• **TASK DESCRIPTION**:
Filter the entries that follow, copying every line in which the word "Cortex" appears.

• **Part of a data file**:
■ ■ ■ ■ ■

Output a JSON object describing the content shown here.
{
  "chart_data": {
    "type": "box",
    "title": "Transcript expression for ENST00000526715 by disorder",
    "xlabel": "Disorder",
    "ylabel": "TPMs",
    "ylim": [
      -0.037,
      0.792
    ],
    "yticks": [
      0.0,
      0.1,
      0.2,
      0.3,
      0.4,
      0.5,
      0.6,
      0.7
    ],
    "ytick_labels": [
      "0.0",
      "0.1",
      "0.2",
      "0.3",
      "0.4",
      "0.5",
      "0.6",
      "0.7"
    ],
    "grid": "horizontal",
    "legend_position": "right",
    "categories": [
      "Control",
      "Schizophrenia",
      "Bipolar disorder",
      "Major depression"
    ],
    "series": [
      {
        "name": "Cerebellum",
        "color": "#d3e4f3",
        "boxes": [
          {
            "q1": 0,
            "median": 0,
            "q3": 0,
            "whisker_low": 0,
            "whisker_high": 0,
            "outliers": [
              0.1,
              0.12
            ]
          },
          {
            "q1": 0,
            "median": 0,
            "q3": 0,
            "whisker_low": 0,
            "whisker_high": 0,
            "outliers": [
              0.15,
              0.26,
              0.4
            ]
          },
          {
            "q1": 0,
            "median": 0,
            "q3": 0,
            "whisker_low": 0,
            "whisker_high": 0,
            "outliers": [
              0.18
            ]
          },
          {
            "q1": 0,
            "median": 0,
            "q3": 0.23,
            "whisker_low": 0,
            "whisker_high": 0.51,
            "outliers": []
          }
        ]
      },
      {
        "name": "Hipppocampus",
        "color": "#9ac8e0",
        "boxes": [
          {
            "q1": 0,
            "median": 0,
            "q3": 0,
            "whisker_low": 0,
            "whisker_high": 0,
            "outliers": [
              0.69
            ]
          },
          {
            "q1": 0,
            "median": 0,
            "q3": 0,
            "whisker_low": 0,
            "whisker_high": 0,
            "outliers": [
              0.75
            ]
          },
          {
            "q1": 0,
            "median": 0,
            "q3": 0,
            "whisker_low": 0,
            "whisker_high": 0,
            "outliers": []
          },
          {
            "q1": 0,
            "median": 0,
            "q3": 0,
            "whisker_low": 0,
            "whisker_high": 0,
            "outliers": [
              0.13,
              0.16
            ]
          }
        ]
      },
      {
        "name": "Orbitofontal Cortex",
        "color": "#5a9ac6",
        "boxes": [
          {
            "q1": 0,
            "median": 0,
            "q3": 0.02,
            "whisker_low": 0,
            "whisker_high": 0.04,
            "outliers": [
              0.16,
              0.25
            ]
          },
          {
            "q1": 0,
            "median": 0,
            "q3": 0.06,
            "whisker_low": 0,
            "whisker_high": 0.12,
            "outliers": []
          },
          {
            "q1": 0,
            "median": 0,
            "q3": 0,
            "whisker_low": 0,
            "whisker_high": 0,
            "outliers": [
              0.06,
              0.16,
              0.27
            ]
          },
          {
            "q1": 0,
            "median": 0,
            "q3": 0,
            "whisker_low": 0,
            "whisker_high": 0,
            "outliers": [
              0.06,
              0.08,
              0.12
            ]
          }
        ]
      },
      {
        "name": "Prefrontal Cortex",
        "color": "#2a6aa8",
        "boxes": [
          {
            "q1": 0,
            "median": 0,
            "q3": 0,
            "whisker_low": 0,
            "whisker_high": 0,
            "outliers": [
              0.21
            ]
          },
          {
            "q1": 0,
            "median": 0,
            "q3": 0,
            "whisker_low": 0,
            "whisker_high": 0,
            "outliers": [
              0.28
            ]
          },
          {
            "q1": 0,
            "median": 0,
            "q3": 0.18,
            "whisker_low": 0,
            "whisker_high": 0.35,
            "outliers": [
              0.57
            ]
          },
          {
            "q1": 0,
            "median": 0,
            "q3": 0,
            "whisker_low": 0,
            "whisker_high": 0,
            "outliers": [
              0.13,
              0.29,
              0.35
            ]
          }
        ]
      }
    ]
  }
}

■ ■ ■ ■ ■

• **EXERCISE RESPONSE**:
        "name": "Orbitofontal Cortex",
        "name": "Prefrontal Cortex",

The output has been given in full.